■ Task brief
Omit the images, then print each record below exactly as it reads.

■ Provided records
══════════

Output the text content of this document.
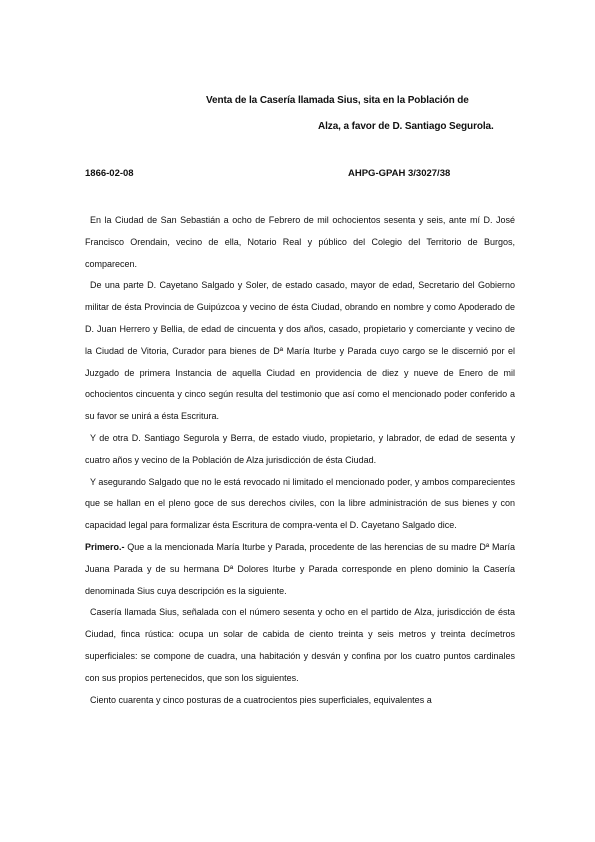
Venta de la Casería llamada Sius, sita en la Población de
Alza, a favor de D. Santiago Segurola.
1866-02-08	AHPG-GPAH 3/3027/38

En la Ciudad de San Sebastián a ocho de Febrero de mil ochocientos sesenta y seis, ante mí D. José Francisco Orendain, vecino de ella, Notario Real y público del Colegio del Territorio de Burgos, comparecen.

De una parte D. Cayetano Salgado y Soler, de estado casado, mayor de edad, Secretario del Gobierno militar de ésta Provincia de Guipúzcoa y vecino de ésta Ciudad, obrando en nombre y como Apoderado de D. Juan Herrero y Bellia, de edad de cincuenta y dos años, casado, propietario y comerciante y vecino de la Ciudad de Vitoria, Curador para bienes de Dª María Iturbe y Parada cuyo cargo se le discernió por el Juzgado de primera Instancia de aquella Ciudad en providencia de diez y nueve de Enero de mil ochocientos cincuenta y cinco según resulta del testimonio que así como el mencionado poder conferido a su favor se unirá a ésta Escritura.

Y de otra D. Santiago Segurola y Berra, de estado viudo, propietario, y labrador, de edad de sesenta y cuatro años y vecino de la Población de Alza jurisdicción de ésta Ciudad.

Y asegurando Salgado que no le está revocado ni limitado el mencionado poder, y ambos comparecientes que se hallan en el pleno goce de sus derechos civiles, con la libre administración de sus bienes y con capacidad legal para formalizar ésta Escritura de compra-venta el D. Cayetano Salgado dice.

Primero.- Que a la mencionada María Iturbe y Parada, procedente de las herencias de su madre Dª María Juana Parada y de su hermana Dª Dolores Iturbe y Parada corresponde en pleno dominio la Casería denominada Sius cuya descripción es la siguiente.

Casería llamada Sius, señalada con el número sesenta y ocho en el partido de Alza, jurisdicción de ésta Ciudad, finca rústica: ocupa un solar de cabida de ciento treinta y seis metros y treinta decímetros superficiales: se compone de cuadra, una habitación y desván y confina por los cuatro puntos cardinales con sus propios pertenecidos, que son los siguientes.

Ciento cuarenta y cinco posturas de a cuatrocientos pies superficiales, equivalentes a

══════════

■ Response below
Output the text content of this document.
Venta de la Casería llamada Sius, sita en la Población de
Alza, a favor de D. Santiago Segurola.
1866-02-08	AHPG-GPAH 3/3027/38

En la Ciudad de San Sebastián a ocho de Febrero de mil ochocientos sesenta y seis, ante mí D. José Francisco Orendain, vecino de ella, Notario Real y público del Colegio del Territorio de Burgos, comparecen.

De una parte D. Cayetano Salgado y Soler, de estado casado, mayor de edad, Secretario del Gobierno militar de ésta Provincia de Guipúzcoa y vecino de ésta Ciudad, obrando en nombre y como Apoderado de D. Juan Herrero y Bellia, de edad de cincuenta y dos años, casado, propietario y comerciante y vecino de la Ciudad de Vitoria, Curador para bienes de Dª María Iturbe y Parada cuyo cargo se le discernió por el Juzgado de primera Instancia de aquella Ciudad en providencia de diez y nueve de Enero de mil ochocientos cincuenta y cinco según resulta del testimonio que así como el mencionado poder conferido a su favor se unirá a ésta Escritura.

Y de otra D. Santiago Segurola y Berra, de estado viudo, propietario, y labrador, de edad de sesenta y cuatro años y vecino de la Población de Alza jurisdicción de ésta Ciudad.

Y asegurando Salgado que no le está revocado ni limitado el mencionado poder, y ambos comparecientes que se hallan en el pleno goce de sus derechos civiles, con la libre administración de sus bienes y con capacidad legal para formalizar ésta Escritura de compra-venta el D. Cayetano Salgado dice.

Primero.- Que a la mencionada María Iturbe y Parada, procedente de las herencias de su madre Dª María Juana Parada y de su hermana Dª Dolores Iturbe y Parada corresponde en pleno dominio la Casería denominada Sius cuya descripción es la siguiente.

Casería llamada Sius, señalada con el número sesenta y ocho en el partido de Alza, jurisdicción de ésta Ciudad, finca rústica: ocupa un solar de cabida de ciento treinta y seis metros y treinta decímetros superficiales: se compone de cuadra, una habitación y desván y confina por los cuatro puntos cardinales con sus propios pertenecidos, que son los siguientes.

Ciento cuarenta y cinco posturas de a cuatrocientos pies superficiales, equivalentes a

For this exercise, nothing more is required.